### [What the task requires]
Gather each line of the records where "color" appears.
-- BEGIN --
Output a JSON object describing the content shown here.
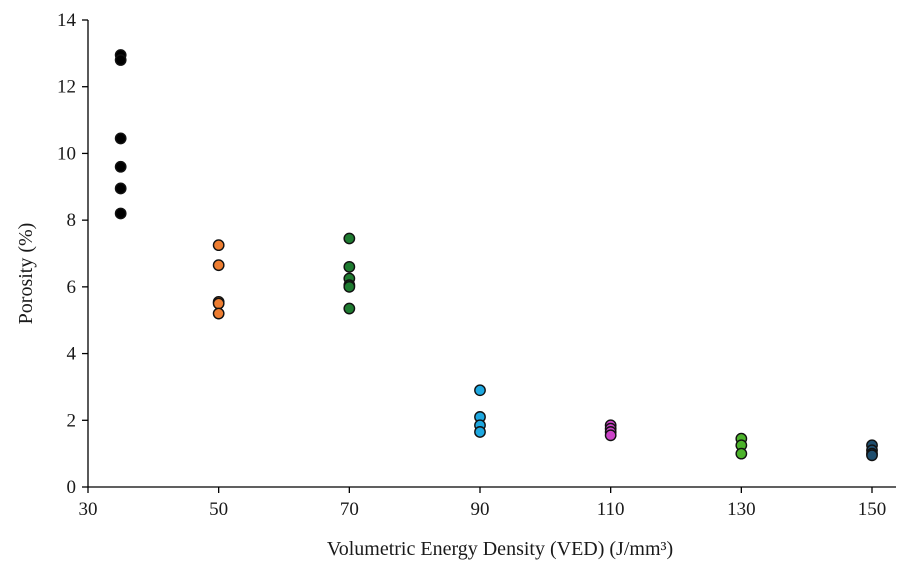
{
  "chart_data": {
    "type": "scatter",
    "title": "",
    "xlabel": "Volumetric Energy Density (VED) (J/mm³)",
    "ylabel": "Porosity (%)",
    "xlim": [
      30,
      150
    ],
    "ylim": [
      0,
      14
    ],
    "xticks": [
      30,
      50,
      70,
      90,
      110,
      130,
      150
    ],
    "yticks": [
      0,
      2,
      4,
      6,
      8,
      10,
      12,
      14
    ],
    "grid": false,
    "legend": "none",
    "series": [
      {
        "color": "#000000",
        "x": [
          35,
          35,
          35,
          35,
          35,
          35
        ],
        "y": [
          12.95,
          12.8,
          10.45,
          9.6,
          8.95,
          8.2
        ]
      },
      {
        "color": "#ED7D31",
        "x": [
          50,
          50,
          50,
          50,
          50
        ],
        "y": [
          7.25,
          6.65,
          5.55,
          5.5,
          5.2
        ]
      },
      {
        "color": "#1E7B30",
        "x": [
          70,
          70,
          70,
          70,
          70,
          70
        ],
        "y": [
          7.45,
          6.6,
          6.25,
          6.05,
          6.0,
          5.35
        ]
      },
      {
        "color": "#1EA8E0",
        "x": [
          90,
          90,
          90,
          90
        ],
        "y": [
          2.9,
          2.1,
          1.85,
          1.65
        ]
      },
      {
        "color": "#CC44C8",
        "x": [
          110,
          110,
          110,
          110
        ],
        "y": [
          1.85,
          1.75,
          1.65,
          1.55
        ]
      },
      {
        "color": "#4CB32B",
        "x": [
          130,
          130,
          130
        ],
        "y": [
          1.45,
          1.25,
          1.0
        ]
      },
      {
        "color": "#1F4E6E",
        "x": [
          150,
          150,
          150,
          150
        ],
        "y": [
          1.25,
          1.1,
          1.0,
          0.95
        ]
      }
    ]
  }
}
-- END --
### [Exercise result]
        "color": "#000000",
        "color": "#ED7D31",
        "color": "#1E7B30",
        "color": "#1EA8E0",
        "color": "#CC44C8",
        "color": "#4CB32B",
        "color": "#1F4E6E",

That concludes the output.